■ **The problem**: Go through the material below, count the lines with the word "sade", and reply with the count alone.

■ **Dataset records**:
[Start]

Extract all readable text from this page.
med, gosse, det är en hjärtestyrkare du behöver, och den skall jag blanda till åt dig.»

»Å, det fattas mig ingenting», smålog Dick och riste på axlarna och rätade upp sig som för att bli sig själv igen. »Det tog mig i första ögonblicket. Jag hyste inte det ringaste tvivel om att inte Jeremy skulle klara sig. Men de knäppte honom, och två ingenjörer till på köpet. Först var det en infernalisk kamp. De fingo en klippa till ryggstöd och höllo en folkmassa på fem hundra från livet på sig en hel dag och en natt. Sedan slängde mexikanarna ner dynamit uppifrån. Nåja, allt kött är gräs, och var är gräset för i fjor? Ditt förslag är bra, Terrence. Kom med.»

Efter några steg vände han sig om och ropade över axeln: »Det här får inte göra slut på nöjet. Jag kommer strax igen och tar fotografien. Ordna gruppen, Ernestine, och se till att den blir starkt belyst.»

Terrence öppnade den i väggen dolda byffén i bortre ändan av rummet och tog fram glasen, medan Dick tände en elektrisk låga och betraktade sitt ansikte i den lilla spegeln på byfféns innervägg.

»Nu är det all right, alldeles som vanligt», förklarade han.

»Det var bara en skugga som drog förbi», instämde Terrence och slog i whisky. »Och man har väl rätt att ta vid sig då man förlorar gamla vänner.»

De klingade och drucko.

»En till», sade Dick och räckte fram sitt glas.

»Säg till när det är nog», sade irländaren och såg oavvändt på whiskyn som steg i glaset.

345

[End]

■ **Solution for this problem**: 2